Instruction: Below are entries. Pull out all lines containing "What".

Data provided:
* * * * *

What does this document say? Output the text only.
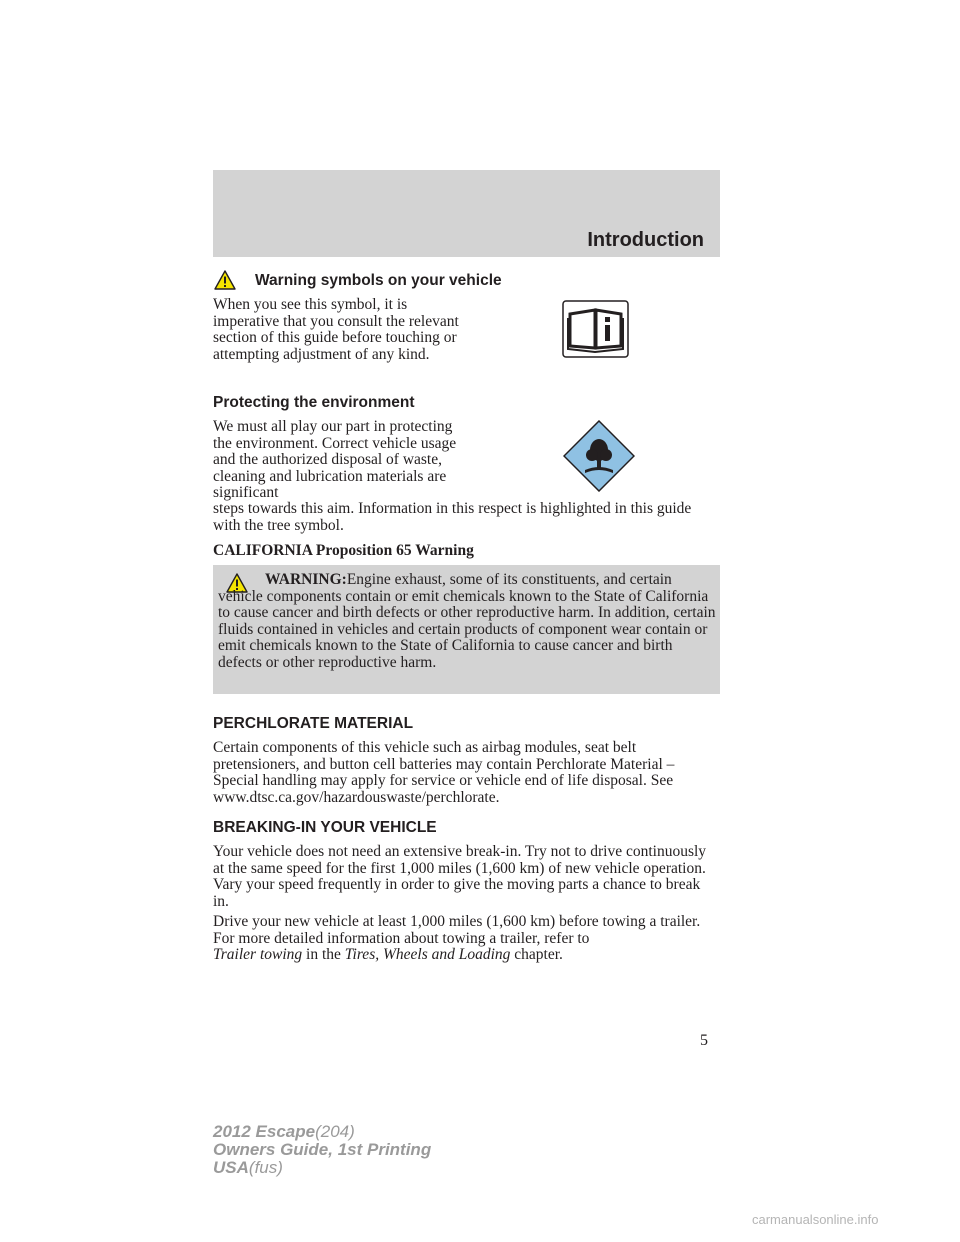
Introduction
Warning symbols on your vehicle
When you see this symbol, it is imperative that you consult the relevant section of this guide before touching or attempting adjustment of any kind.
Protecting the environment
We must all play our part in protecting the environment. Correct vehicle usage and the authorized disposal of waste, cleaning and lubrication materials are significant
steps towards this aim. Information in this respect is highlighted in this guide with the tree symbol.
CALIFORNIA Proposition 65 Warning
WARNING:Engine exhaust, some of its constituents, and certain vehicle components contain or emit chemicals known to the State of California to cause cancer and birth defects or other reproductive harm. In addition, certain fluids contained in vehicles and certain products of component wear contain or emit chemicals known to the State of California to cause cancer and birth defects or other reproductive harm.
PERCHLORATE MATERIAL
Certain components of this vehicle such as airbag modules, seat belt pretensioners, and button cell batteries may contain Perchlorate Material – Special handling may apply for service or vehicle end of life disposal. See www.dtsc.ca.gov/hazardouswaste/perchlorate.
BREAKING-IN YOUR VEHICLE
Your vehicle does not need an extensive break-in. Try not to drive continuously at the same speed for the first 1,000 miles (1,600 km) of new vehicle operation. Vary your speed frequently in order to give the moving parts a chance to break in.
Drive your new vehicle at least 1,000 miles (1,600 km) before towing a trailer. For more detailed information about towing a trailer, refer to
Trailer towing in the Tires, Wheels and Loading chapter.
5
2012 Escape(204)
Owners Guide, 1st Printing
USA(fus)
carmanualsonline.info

* * * * *

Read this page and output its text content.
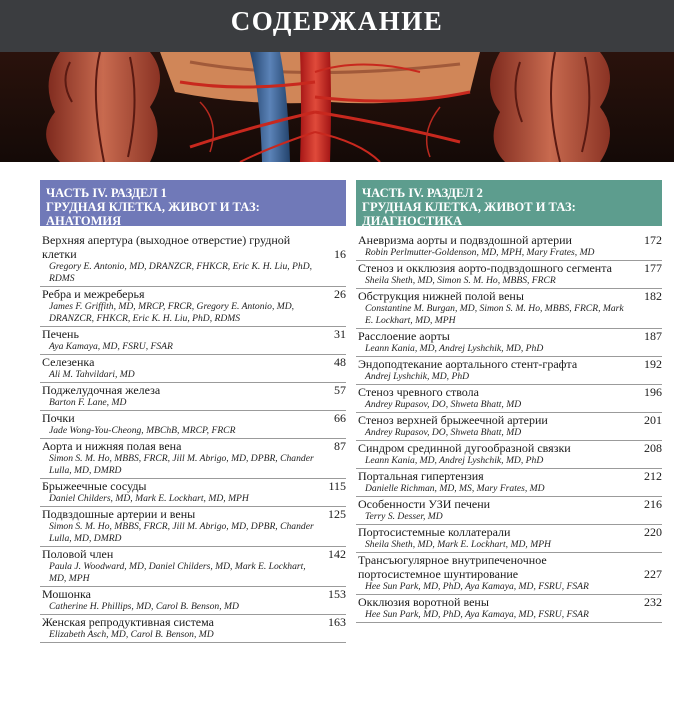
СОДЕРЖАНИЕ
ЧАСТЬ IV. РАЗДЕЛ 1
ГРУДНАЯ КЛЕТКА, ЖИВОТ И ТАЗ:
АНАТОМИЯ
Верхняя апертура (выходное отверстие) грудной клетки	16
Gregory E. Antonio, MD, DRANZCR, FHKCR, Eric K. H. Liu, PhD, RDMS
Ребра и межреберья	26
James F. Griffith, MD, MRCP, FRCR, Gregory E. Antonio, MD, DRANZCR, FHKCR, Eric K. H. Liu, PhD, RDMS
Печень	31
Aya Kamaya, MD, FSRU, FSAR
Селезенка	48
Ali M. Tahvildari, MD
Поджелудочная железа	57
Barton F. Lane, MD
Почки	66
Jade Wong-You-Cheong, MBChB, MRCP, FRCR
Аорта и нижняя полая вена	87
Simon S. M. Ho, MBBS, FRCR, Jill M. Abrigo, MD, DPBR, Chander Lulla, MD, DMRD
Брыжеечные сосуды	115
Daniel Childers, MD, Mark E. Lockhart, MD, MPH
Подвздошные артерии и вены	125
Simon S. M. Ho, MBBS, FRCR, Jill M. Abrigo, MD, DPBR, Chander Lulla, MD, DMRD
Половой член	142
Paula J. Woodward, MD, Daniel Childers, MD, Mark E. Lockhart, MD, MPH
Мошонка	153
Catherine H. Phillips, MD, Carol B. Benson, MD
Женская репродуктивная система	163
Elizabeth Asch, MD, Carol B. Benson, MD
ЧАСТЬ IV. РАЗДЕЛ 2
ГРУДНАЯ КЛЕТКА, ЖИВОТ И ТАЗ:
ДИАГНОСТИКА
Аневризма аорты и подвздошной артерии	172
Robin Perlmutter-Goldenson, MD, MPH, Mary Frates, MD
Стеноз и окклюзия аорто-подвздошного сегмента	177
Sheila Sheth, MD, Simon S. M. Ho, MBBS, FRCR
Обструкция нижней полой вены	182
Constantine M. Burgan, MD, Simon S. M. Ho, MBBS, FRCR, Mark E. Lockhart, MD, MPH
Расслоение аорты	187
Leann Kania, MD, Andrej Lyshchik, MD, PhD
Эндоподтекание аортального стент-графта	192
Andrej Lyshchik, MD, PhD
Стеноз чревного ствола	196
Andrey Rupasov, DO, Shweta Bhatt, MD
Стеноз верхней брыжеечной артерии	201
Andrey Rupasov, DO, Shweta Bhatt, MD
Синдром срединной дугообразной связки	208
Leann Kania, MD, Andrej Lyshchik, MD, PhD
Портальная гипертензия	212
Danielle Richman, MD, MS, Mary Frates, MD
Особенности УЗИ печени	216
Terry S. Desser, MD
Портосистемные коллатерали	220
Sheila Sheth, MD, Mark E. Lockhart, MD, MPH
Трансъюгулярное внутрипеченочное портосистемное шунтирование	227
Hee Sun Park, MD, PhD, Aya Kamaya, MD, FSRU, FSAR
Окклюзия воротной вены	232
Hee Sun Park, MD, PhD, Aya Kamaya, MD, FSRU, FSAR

* * * * *

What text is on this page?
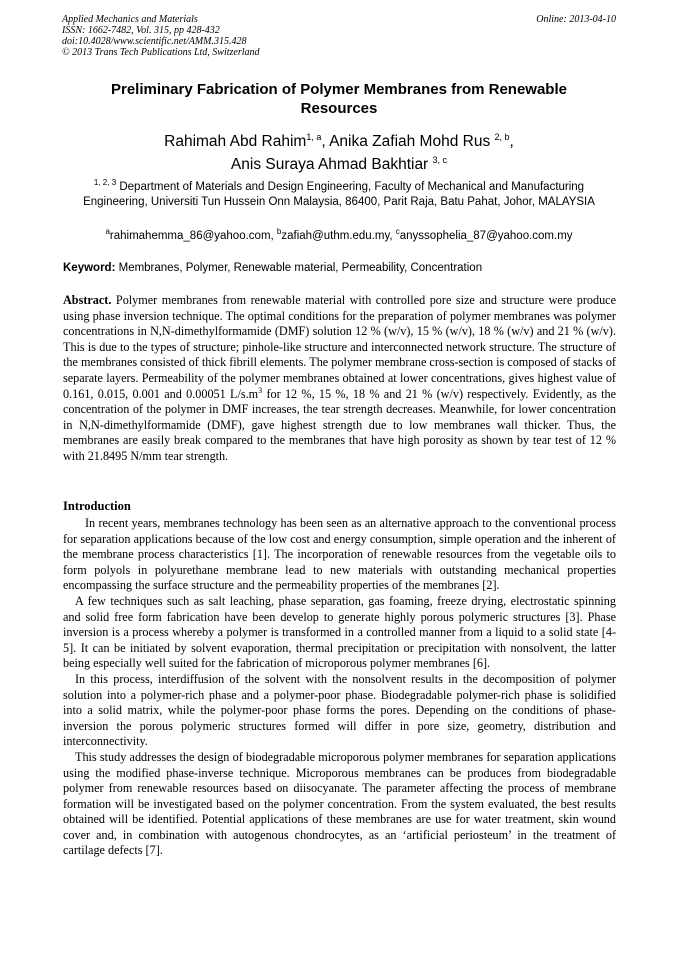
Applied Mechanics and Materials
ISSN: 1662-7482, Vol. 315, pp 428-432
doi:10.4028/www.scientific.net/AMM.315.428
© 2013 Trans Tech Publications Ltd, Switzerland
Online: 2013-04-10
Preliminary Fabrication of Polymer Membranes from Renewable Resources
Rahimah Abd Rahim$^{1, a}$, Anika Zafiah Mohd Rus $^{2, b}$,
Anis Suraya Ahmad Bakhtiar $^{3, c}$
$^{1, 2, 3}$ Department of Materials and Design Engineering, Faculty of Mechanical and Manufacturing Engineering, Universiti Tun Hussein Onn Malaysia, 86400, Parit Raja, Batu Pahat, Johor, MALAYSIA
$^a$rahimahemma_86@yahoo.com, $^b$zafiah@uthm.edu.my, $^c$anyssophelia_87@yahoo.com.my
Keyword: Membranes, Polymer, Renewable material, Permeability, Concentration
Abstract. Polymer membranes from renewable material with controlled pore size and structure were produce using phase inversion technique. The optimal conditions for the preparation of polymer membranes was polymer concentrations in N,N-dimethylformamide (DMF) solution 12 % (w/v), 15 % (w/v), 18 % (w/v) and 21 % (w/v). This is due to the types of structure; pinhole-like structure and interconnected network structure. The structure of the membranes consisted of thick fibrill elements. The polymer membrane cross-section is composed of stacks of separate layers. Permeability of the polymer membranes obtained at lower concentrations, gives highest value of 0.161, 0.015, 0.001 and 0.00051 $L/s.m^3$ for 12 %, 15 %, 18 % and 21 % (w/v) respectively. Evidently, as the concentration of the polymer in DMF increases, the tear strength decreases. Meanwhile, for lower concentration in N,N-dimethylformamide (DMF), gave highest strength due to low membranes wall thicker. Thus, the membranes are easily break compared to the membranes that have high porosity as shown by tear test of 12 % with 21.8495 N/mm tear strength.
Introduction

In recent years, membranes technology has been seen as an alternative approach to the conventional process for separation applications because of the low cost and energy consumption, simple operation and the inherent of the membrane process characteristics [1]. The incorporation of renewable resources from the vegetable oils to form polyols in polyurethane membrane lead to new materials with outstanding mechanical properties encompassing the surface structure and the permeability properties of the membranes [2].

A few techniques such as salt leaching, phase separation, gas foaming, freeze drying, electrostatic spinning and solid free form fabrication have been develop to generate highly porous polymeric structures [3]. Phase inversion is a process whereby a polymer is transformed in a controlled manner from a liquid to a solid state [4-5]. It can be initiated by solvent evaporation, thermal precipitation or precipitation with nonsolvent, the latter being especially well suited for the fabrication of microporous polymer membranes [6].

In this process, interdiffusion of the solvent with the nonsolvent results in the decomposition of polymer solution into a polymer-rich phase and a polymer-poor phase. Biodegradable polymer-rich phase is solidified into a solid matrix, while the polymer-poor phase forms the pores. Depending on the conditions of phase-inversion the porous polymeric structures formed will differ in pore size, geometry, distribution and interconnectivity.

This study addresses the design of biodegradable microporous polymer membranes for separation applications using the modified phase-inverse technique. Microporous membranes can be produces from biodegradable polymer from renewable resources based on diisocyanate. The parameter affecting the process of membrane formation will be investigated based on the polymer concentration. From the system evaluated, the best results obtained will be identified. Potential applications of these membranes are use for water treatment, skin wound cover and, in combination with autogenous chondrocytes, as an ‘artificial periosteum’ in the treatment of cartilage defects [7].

* * * * *

Task answer:
What does this document say? Output the text only.
What text is on this page?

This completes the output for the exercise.